### PROBLEM DETAILS
Present every line in which the string "vajutamata" appears.

### THE RECORDS
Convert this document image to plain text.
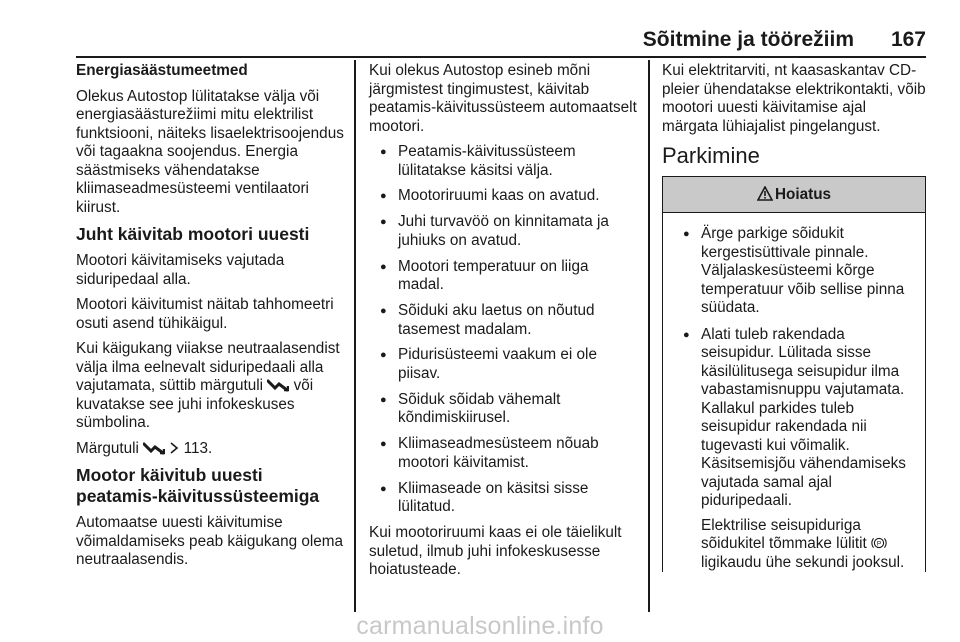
Sõitmine ja töörežiim 167

Energiasäästumeetmed

Olekus Autostop lülitatakse välja või energiasäästurežiimi mitu elektrilist funktsiooni, näiteks lisaelektrisoojendus või tagaakna soojendus. Energia säästmiseks vähendatakse kliimaseadmesüsteemi ventilaatori kiirust.

Juht käivitab mootori uuesti

Mootori käivitamiseks vajutada siduripedaal alla.

Mootori käivitumist näitab tahhomeetri osuti asend tühikäigul.

Kui käigukang viiakse neutraalasendist välja ilma eelnevalt siduripedaali alla vajutamata, süttib märgutuli või kuvatakse see juhi infokeskuses sümbolina.

Märgutuli	113.

Mootor käivitub uuesti peatamis-käivitussüsteemiga

Automaatse uuesti käivitumise võimaldamiseks peab käigukang olema neutraalasendis.

Kui olekus Autostop esineb mõni järgmistest tingimustest, käivitab peatamis-käivitussüsteem automaatselt mootori.

● Peatamis-käivitussüsteem lülitatakse käsitsi välja.
● Mootoriruumi kaas on avatud.
● Juhi turvavöö on kinnitamata ja juhiuks on avatud.
● Mootori temperatuur on liiga madal.
● Sõiduki aku laetus on nõutud tasemest madalam.
● Pidurisüsteemi vaakum ei ole piisav.
● Sõiduk sõidab vähemalt kõndimiskiirusel.
● Kliimaseadmesüsteem nõuab mootori käivitamist.
● Kliimaseade on käsitsi sisse lülitatud.

Kui mootoriruumi kaas ei ole täielikult suletud, ilmub juhi infokeskusesse hoiatusteade.

Kui elektritarviti, nt kaasaskantav CD-pleier ühendatakse elektrikontakti, võib mootori uuesti käivitamise ajal märgata lühiajalist pingelangust.

Parkimine

Hoiatus
● Ärge parkige sõidukit kergestisüttivale pinnale. Väljalaskesüsteemi kõrge temperatuur võib sellise pinna süüdata.
● Alati tuleb rakendada seisupidur. Lülitada sisse käsilülitusega seisupidur ilma vabastamisnuppu vajutamata. Kallakul parkides tuleb seisupidur rakendada nii tugevasti kui võimalik. Käsitsemisjõu vähendamiseks vajutada samal ajal piduripedaali.
Elektrilise seisupiduriga sõidukitel tõmmake lülitit P

ligikaudu ühe sekundi jooksul.
carmanualsonline.info
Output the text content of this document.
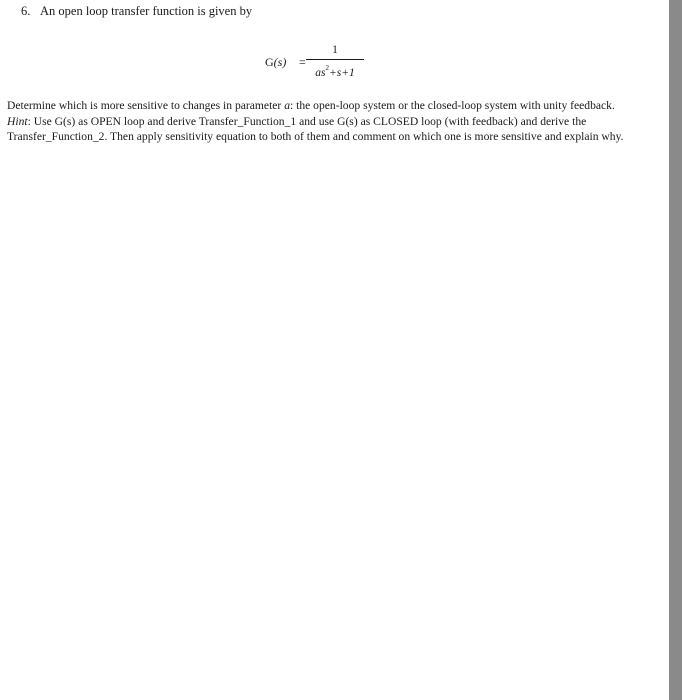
6. An open loop transfer function is given by
G(s) =
1
$as^2+s+1$

Determine which is more sensitive to changes in parameter a: the open-loop system or the closed-loop system with unity feedback.

Hint: Use G(s) as OPEN loop and derive Transfer_Function_1 and use G(s) as CLOSED loop (with feedback) and derive the Transfer_Function_2. Then apply sensitivity equation to both of them and comment on which one is more sensitive and explain why.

### ANSWER FOR THIS EXERCISE
Kui käigukang viiakse neutraalasendist välja ilma eelnevalt siduripedaali alla vajutamata, süttib märgutuli või kuvatakse see juhi infokeskuses sümbolina.
● Alati tuleb rakendada seisupidur. Lülitada sisse käsilülitusega seisupidur ilma vabastamisnuppu vajutamata. Kallakul parkides tuleb seisupidur rakendada nii tugevasti kui võimalik. Käsitsemisjõu vähendamiseks vajutada samal ajal piduripedaali.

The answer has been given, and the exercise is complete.